Stored data entries:
_____

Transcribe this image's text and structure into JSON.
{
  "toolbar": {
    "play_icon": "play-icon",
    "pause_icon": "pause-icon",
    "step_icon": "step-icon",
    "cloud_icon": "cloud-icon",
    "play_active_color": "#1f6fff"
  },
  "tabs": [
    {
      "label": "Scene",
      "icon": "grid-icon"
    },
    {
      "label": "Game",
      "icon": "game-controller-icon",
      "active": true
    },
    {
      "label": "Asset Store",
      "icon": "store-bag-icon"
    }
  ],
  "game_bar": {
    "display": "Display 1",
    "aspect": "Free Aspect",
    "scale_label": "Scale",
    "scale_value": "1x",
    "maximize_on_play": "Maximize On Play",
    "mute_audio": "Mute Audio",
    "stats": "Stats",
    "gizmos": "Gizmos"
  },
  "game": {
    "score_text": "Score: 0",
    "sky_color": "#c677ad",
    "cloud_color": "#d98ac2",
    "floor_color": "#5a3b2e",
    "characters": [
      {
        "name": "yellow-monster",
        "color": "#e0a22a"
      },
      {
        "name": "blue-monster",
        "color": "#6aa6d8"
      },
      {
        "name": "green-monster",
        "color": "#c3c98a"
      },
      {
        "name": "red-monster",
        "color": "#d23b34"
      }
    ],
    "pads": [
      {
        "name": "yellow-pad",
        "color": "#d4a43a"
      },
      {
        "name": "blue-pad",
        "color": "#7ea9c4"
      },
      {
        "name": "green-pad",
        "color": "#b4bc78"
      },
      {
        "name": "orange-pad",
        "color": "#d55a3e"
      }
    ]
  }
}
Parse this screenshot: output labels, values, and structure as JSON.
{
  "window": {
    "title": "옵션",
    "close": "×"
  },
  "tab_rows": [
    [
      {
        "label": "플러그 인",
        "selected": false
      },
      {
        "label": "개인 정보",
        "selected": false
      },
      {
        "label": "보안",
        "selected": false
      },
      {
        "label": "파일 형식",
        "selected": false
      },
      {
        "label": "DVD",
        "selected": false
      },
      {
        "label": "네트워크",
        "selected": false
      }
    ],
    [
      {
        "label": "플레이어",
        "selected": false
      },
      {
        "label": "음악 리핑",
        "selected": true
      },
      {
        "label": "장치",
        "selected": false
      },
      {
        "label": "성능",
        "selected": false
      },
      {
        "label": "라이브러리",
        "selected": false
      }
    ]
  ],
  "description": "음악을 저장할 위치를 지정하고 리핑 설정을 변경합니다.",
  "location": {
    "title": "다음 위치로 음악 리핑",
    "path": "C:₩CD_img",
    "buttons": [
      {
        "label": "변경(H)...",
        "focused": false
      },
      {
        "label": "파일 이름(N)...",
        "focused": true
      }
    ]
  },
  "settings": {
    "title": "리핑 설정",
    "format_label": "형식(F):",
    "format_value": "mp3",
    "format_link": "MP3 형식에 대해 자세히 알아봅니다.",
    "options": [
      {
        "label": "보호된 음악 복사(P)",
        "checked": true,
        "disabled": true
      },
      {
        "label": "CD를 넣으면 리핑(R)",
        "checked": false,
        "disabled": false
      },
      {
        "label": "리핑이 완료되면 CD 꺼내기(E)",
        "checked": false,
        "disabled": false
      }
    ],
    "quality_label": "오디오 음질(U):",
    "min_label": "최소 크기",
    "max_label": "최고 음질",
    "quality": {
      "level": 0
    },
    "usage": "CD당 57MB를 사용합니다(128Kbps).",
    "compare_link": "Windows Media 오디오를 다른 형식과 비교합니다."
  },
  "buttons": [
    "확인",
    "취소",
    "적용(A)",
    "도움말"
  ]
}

_____

- **Request**
From the listing above, copy all lines holding the word "true".

- **Task result**
      "active": true
        "selected": true
        "focused": true
        "checked": true,
        "disabled": true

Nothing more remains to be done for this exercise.